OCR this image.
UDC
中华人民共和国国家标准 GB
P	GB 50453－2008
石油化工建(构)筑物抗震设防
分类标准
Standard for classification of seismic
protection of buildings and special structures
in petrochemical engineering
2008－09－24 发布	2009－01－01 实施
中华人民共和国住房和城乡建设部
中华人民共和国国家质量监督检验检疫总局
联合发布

---

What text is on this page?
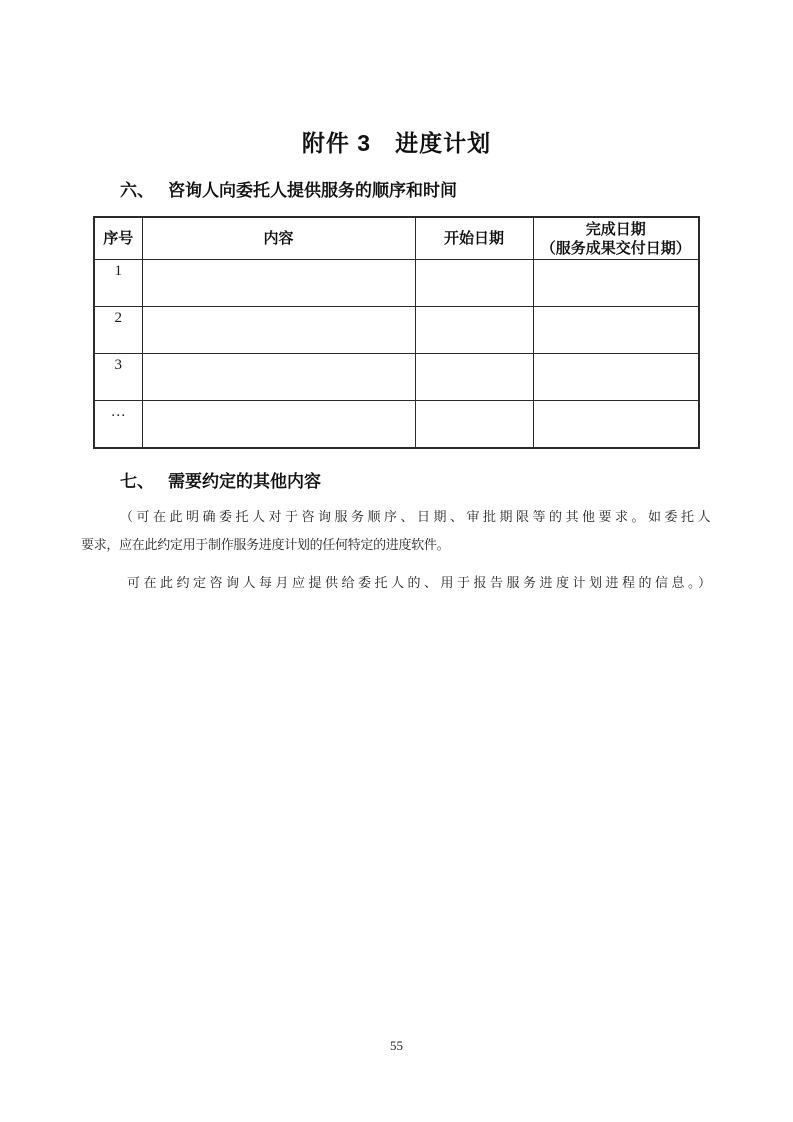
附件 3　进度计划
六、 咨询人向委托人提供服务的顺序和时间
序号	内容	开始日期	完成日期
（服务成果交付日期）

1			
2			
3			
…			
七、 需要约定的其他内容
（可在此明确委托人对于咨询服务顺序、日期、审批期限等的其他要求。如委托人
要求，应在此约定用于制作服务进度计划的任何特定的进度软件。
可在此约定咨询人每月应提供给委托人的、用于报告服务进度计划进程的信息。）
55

==

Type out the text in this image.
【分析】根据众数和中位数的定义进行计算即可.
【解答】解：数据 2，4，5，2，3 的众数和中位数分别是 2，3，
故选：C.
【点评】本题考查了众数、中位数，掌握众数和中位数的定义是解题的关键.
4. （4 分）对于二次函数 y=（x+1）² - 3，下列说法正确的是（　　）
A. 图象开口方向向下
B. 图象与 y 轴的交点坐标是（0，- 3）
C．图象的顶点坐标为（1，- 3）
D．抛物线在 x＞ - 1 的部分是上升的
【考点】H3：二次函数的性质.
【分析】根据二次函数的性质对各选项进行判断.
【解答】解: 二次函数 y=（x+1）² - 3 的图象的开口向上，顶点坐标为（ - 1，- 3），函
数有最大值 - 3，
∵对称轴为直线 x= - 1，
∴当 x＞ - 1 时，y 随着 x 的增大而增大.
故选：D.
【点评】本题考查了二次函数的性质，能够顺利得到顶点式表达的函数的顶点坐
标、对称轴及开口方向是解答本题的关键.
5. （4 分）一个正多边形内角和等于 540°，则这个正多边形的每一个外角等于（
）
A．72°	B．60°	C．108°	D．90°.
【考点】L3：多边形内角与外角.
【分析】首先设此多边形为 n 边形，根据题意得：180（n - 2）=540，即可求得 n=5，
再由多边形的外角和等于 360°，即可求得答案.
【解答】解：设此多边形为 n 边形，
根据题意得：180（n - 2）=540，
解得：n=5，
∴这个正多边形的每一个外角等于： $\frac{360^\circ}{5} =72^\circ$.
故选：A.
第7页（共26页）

Request:
Read the data above and count the lines that include "根据题意得". Answer only with the count.

Exercise response:
2